▶ Extract

*** Block opens ***

Dangling — single-source mention, deferred:
- Brace Sproul — LangChain (product walkthrough segments 11–13). First wiki mention.
- Caroline di Vittorio — LangChain (live Fleet demo segment). First wiki mention.
- LangChain Labs — new research group announced; first wiki mention.
- LangSmith Fleet — already named on the LangChain entity page; this source quantifies its operational metrics (84% weekly usage on internal GTM agent, etc.).
- LangSmith Engine — referenced in the description’s “extra resources” link; not substantively discussed in the talk body.
- Fireworks AI — open-source model partner powering Fleet’s free-tier model. First wiki mention.
- Arcade — tool-integration partnership (7,500+ tools beyond Fleet’s 200+ built-ins). First wiki mention.
- Ramp + Prime Intellect — named on stage as the Qwen-3.5-fine-tuning collaboration; first wiki mentions.
- Pied Piper account — Caroline’s demo CRM example (named after the Silicon Valley HBO show); not promoted.

*** Block closes ***

▶ What you will do
In the notes on deferred mentions, rewrite the entry starting "LangSmith Fleet — already named" more briefly while keeping its main facts.

▶ Excerpted data
*** Block opens ***

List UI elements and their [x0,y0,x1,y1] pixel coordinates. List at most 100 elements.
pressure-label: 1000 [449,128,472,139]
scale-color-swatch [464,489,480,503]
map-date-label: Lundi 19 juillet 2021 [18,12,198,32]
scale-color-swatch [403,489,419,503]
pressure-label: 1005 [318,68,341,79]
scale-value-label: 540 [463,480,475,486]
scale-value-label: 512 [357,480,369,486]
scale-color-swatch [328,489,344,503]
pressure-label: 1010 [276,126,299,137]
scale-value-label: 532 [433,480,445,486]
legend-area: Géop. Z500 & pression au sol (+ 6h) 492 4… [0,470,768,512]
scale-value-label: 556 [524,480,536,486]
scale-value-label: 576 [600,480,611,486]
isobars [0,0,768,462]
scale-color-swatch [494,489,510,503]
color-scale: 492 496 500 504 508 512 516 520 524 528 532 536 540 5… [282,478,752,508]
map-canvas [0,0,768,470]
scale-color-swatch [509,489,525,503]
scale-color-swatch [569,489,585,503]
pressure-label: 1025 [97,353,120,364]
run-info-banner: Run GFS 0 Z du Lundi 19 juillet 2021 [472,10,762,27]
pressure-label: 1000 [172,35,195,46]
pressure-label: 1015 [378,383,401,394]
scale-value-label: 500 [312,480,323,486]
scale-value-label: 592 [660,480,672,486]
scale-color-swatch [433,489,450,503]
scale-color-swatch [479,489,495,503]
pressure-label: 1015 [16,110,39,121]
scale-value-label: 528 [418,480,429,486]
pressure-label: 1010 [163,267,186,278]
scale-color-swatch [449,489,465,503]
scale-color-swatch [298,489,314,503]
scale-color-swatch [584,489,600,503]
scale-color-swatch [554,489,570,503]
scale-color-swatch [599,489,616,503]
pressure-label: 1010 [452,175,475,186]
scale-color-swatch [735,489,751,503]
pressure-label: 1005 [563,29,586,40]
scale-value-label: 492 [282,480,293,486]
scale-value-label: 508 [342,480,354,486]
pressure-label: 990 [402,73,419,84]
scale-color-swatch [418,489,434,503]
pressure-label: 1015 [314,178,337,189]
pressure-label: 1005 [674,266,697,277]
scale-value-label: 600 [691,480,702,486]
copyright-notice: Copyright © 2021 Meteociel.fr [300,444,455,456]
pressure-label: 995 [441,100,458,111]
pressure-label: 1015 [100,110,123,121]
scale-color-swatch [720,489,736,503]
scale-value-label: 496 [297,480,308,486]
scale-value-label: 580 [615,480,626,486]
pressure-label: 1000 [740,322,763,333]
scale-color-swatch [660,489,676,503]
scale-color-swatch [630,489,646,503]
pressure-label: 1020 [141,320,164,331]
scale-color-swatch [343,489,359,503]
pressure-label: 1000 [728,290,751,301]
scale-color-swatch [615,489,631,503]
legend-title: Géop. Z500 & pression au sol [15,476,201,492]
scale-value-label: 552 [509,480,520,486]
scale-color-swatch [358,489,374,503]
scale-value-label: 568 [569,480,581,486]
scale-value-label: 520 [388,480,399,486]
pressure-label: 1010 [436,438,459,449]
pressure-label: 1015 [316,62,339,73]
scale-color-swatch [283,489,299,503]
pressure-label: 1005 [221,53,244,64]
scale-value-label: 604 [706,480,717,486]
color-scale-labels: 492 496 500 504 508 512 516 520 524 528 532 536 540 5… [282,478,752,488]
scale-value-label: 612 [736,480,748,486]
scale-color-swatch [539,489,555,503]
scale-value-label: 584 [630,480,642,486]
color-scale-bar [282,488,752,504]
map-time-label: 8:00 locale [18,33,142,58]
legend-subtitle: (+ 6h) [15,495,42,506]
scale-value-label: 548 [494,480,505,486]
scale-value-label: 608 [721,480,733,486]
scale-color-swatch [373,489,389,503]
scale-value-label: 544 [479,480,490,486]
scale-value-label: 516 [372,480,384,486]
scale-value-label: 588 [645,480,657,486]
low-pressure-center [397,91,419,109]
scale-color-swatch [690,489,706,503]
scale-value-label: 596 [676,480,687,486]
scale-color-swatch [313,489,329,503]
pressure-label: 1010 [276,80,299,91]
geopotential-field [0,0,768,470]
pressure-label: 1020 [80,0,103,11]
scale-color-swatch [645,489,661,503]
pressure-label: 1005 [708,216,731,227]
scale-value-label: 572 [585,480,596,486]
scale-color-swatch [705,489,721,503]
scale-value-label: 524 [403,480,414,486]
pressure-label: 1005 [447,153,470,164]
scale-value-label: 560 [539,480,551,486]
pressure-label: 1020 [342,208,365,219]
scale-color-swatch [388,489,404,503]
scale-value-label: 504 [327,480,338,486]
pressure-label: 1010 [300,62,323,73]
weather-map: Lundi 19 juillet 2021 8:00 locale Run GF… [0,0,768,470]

*** Block closes ***

▶ Task response
LangSmith Fleet: already on the LangChain entity page; this source adds figures on how it runs, such as 84% weekly usage on the internal GTM agent.